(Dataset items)
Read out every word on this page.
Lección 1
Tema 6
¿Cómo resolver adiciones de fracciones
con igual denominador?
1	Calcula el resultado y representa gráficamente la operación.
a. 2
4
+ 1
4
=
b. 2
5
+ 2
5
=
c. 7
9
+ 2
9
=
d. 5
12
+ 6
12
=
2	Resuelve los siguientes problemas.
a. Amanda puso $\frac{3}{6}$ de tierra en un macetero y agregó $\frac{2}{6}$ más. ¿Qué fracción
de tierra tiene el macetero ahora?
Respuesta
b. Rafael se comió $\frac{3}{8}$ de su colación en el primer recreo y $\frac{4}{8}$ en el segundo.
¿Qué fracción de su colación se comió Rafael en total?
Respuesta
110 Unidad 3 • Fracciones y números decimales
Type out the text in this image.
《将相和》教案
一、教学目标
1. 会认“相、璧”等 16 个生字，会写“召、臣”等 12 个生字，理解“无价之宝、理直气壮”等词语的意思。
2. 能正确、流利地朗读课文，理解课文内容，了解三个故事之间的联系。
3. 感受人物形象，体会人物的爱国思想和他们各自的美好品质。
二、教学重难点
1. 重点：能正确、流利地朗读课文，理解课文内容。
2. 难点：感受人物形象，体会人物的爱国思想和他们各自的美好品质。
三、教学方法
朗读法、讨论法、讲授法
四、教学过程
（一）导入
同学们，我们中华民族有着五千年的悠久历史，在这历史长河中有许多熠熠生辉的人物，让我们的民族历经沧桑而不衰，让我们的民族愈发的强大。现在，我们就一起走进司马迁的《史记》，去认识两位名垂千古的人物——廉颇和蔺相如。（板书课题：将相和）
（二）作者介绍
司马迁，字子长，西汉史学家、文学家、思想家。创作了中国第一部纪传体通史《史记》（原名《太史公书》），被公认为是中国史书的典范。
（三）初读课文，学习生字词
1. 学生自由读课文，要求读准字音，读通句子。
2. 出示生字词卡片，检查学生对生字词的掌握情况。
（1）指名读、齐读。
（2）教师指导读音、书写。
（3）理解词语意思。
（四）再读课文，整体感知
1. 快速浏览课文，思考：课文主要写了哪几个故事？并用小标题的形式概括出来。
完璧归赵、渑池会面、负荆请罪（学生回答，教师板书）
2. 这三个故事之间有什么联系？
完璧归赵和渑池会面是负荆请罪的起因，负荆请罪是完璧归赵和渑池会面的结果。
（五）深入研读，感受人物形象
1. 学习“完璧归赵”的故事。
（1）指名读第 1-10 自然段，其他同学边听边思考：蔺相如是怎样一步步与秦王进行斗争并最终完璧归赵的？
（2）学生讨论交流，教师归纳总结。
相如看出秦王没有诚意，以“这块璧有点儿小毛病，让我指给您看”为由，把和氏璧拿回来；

* **What the task requires**
Report how many lines of the listing above include the word "fracción". Say nothing but the number.

* **Right answer**
2